## BEGIN

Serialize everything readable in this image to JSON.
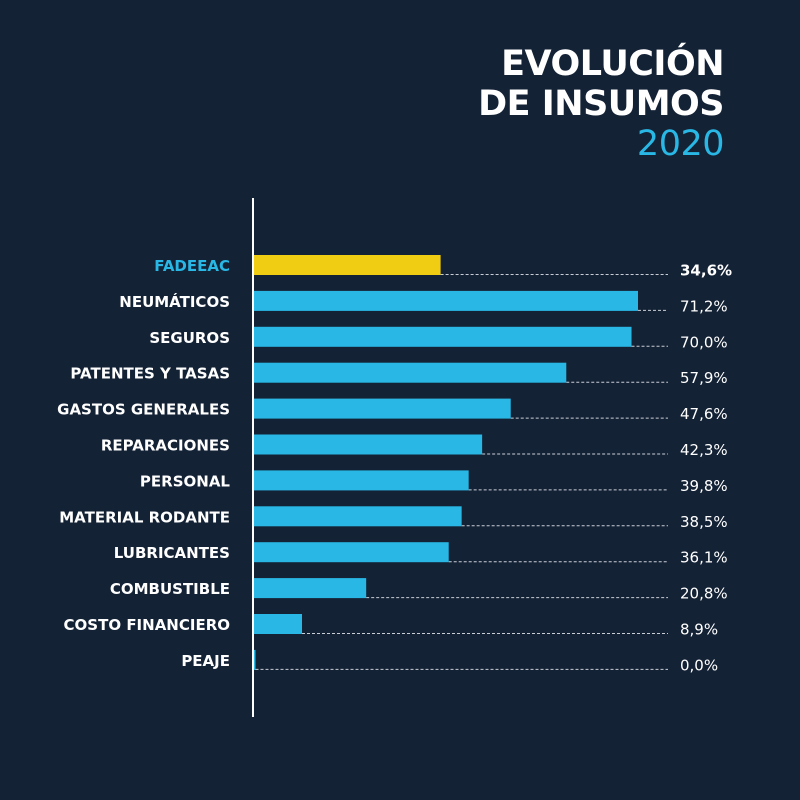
{
  "chart_data": {
    "type": "bar",
    "orientation": "horizontal",
    "title": [
      "EVOLUCIÓN",
      "DE INSUMOS"
    ],
    "subtitle": "2020",
    "categories": [
      "FADEEAC",
      "NEUMÁTICOS",
      "SEGUROS",
      "PATENTES Y TASAS",
      "GASTOS GENERALES",
      "REPARACIONES",
      "PERSONAL",
      "MATERIAL RODANTE",
      "LUBRICANTES",
      "COMBUSTIBLE",
      "COSTO FINANCIERO",
      "PEAJE"
    ],
    "values": [
      34.6,
      71.2,
      70.0,
      57.9,
      47.6,
      42.3,
      39.8,
      38.5,
      36.1,
      20.8,
      8.9,
      0.0
    ],
    "value_labels": [
      "34,6%",
      "71,2%",
      "70,0%",
      "57,9%",
      "47,6%",
      "42,3%",
      "39,8%",
      "38,5%",
      "36,1%",
      "20,8%",
      "8,9%",
      "0,0%"
    ],
    "highlight_index": 0,
    "colors": {
      "background": "#142236",
      "bar": "#29b8e5",
      "highlight_bar": "#f0cd12",
      "highlight_label": "#29b8e5",
      "text": "#ffffff"
    },
    "xlim": [
      0,
      75
    ],
    "grid": false
  }
}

## END

_EXERCISE_. Repeat each record exactly, with the pictures left out.

_ANSWER BELOW_.
Serialize everything readable in this image to JSON.
{
  "chart_data": {
    "type": "bar",
    "orientation": "horizontal",
    "title": [
      "EVOLUCIÓN",
      "DE INSUMOS"
    ],
    "subtitle": "2020",
    "categories": [
      "FADEEAC",
      "NEUMÁTICOS",
      "SEGUROS",
      "PATENTES Y TASAS",
      "GASTOS GENERALES",
      "REPARACIONES",
      "PERSONAL",
      "MATERIAL RODANTE",
      "LUBRICANTES",
      "COMBUSTIBLE",
      "COSTO FINANCIERO",
      "PEAJE"
    ],
    "values": [
      34.6,
      71.2,
      70.0,
      57.9,
      47.6,
      42.3,
      39.8,
      38.5,
      36.1,
      20.8,
      8.9,
      0.0
    ],
    "value_labels": [
      "34,6%",
      "71,2%",
      "70,0%",
      "57,9%",
      "47,6%",
      "42,3%",
      "39,8%",
      "38,5%",
      "36,1%",
      "20,8%",
      "8,9%",
      "0,0%"
    ],
    "highlight_index": 0,
    "colors": {
      "background": "#142236",
      "bar": "#29b8e5",
      "highlight_bar": "#f0cd12",
      "highlight_label": "#29b8e5",
      "text": "#ffffff"
    },
    "xlim": [
      0,
      75
    ],
    "grid": false
  }
}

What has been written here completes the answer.